> Task description
Everything from the line containing "Output the text content of this document." through the last line of the data below is to be retyped exactly, apart from the pictures.

# Start of Excerpted data

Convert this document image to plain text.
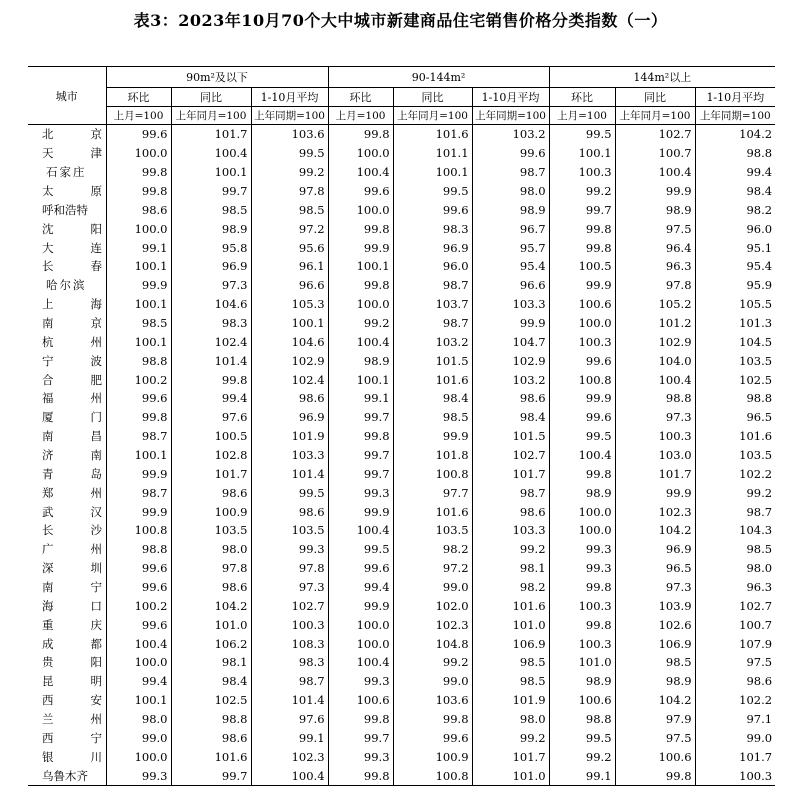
表3：2023年10月70个大中城市新建商品住宅销售价格分类指数（一）
城市	90m²及以下			90-144m²			144m²以上		
	环比	同比	1-10月平均	环比	同比	1-10月平均	环比	同比	1-10月平均
	上月=100	上年同月=100	上年同期=100	上月=100	上年同月=100	上年同期=100	上月=100	上年同月=100	上年同期=100

北 京	99.6	101.7	103.6	99.8	101.6	103.2	99.5	102.7	104.2

天 津	100.0	100.4	99.5	100.0	101.1	99.6	100.1	100.7	98.8

石家庄	99.8	100.1	99.2	100.4	100.1	98.7	100.3	100.4	99.4

太 原	99.8	99.7	97.8	99.6	99.5	98.0	99.2	99.9	98.4

呼和浩特	98.6	98.5	98.5	100.0	99.6	98.9	99.7	98.9	98.2

沈 阳	100.0	98.9	97.2	99.8	98.3	96.7	99.8	97.5	96.0

大 连	99.1	95.8	95.6	99.9	96.9	95.7	99.8	96.4	95.1

长 春	100.1	96.9	96.1	100.1	96.0	95.4	100.5	96.3	95.4

哈尔滨	99.9	97.3	96.6	99.8	98.7	96.6	99.9	97.8	95.9

上 海	100.1	104.6	105.3	100.0	103.7	103.3	100.6	105.2	105.5

南 京	98.5	98.3	100.1	99.2	98.7	99.9	100.0	101.2	101.3

杭 州	100.1	102.4	104.6	100.4	103.2	104.7	100.3	102.9	104.5

宁 波	98.8	101.4	102.9	98.9	101.5	102.9	99.6	104.0	103.5

合 肥	100.2	99.8	102.4	100.1	101.6	103.2	100.8	100.4	102.5

福 州	99.6	99.4	98.6	99.1	98.4	98.6	99.9	98.8	98.8

厦 门	99.8	97.6	96.9	99.7	98.5	98.4	99.6	97.3	96.5

南 昌	98.7	100.5	101.9	99.8	99.9	101.5	99.5	100.3	101.6

济 南	100.1	102.8	103.3	99.7	101.8	102.7	100.4	103.0	103.5

青 岛	99.9	101.7	101.4	99.7	100.8	101.7	99.8	101.7	102.2

郑 州	98.7	98.6	99.5	99.3	97.7	98.7	98.9	99.9	99.2

武 汉	99.9	100.9	98.6	99.9	101.6	98.6	100.0	102.3	98.7

长 沙	100.8	103.5	103.5	100.4	103.5	103.3	100.0	104.2	104.3

广 州	98.8	98.0	99.3	99.5	98.2	99.2	99.3	96.9	98.5

深 圳	99.6	97.8	97.8	99.6	97.2	98.1	99.3	96.5	98.0

南 宁	99.6	98.6	97.3	99.4	99.0	98.2	99.8	97.3	96.3

海 口	100.2	104.2	102.7	99.9	102.0	101.6	100.3	103.9	102.7

重 庆	99.6	101.0	100.3	100.0	102.3	101.0	99.8	102.6	100.7

成 都	100.4	106.2	108.3	100.0	104.8	106.9	100.3	106.9	107.9

贵 阳	100.0	98.1	98.3	100.4	99.2	98.5	101.0	98.5	97.5

昆 明	99.4	98.4	98.7	99.3	99.0	98.5	98.9	98.9	98.6

西 安	100.1	102.5	101.4	100.6	103.6	101.9	100.6	104.2	102.2

兰 州	98.0	98.8	97.6	99.8	99.8	98.0	98.8	97.9	97.1

西 宁	99.0	98.6	99.1	99.7	99.6	99.2	99.5	97.5	99.0

银 川	100.0	101.6	102.3	99.3	100.9	101.7	99.2	100.6	101.7

乌鲁木齐	99.3	99.7	100.4	99.8	100.8	101.0	99.1	99.8	100.3
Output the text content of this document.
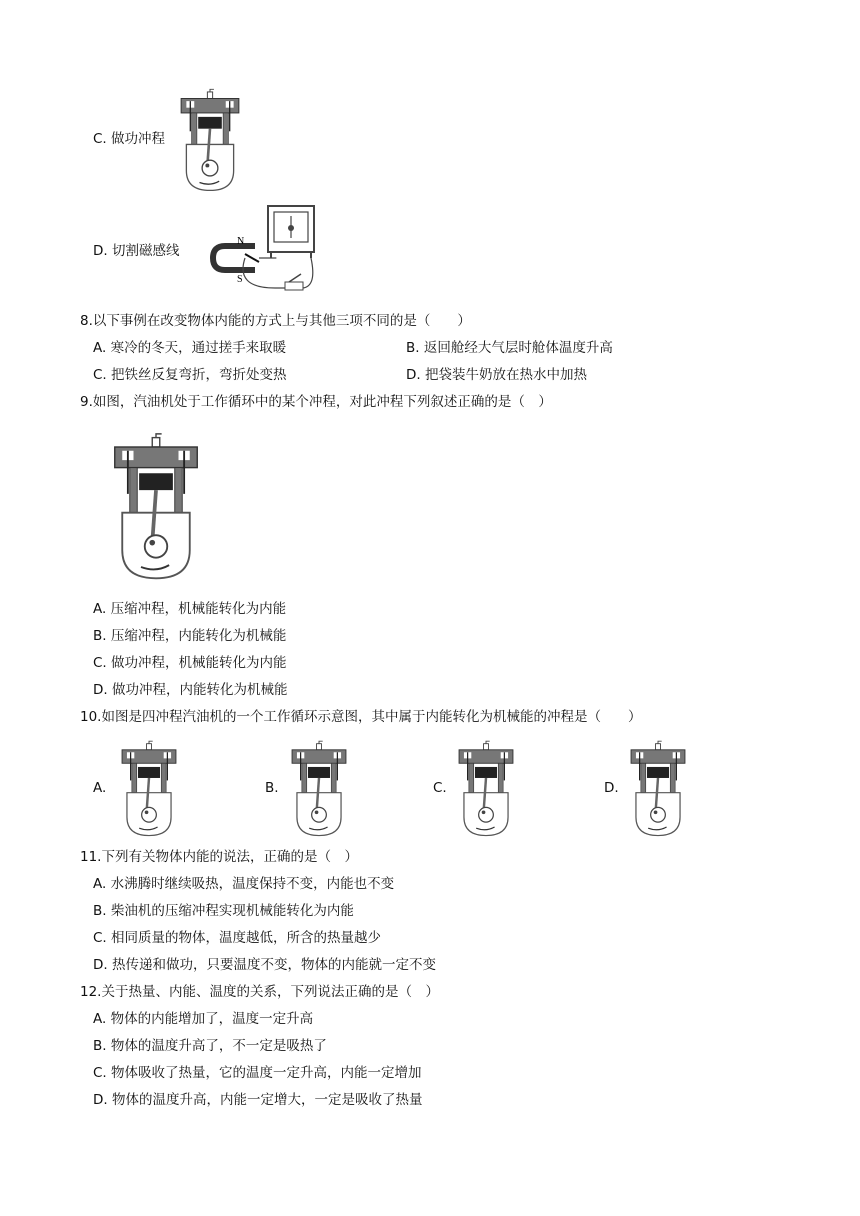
C. 做功冲程
D. 切割磁感线
N
S
8.以下事例在改变物体内能的方式上与其他三项不同的是（　　）
A. 寒冷的冬天，通过搓手来取暖	B. 返回舱经大气层时舱体温度升高
C. 把铁丝反复弯折，弯折处变热	D. 把袋装牛奶放在热水中加热
9.如图，汽油机处于工作循环中的某个冲程，对此冲程下列叙述正确的是（　）
A. 压缩冲程，机械能转化为内能
B. 压缩冲程，内能转化为机械能
C. 做功冲程，机械能转化为内能
D. 做功冲程，内能转化为机械能
10.如图是四冲程汽油机的一个工作循环示意图，其中属于内能转化为机械能的冲程是（　　）
A.	B.	C.	D.
11.下列有关物体内能的说法，正确的是（　）
A. 水沸腾时继续吸热，温度保持不变，内能也不变
B. 柴油机的压缩冲程实现机械能转化为内能
C. 相同质量的物体，温度越低，所含的热量越少
D. 热传递和做功，只要温度不变，物体的内能就一定不变
12.关于热量、内能、温度的关系，下列说法正确的是（　）
A. 物体的内能增加了，温度一定升高
B. 物体的温度升高了，不一定是吸热了
C. 物体吸收了热量，它的温度一定升高，内能一定增加
D. 物体的温度升高，内能一定增大，一定是吸收了热量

# End of Excerpted data

> Written answer
Output the text content of this document.
C. 做功冲程
D. 切割磁感线
N
S
8.以下事例在改变物体内能的方式上与其他三项不同的是（　　）
A. 寒冷的冬天，通过搓手来取暖	B. 返回舱经大气层时舱体温度升高
C. 把铁丝反复弯折，弯折处变热	D. 把袋装牛奶放在热水中加热
9.如图，汽油机处于工作循环中的某个冲程，对此冲程下列叙述正确的是（　）
A. 压缩冲程，机械能转化为内能
B. 压缩冲程，内能转化为机械能
C. 做功冲程，机械能转化为内能
D. 做功冲程，内能转化为机械能
10.如图是四冲程汽油机的一个工作循环示意图，其中属于内能转化为机械能的冲程是（　　）
A.	B.	C.	D.
11.下列有关物体内能的说法，正确的是（　）
A. 水沸腾时继续吸热，温度保持不变，内能也不变
B. 柴油机的压缩冲程实现机械能转化为内能
C. 相同质量的物体，温度越低，所含的热量越少
D. 热传递和做功，只要温度不变，物体的内能就一定不变
12.关于热量、内能、温度的关系，下列说法正确的是（　）
A. 物体的内能增加了，温度一定升高
B. 物体的温度升高了，不一定是吸热了
C. 物体吸收了热量，它的温度一定升高，内能一定增加
D. 物体的温度升高，内能一定增大，一定是吸收了热量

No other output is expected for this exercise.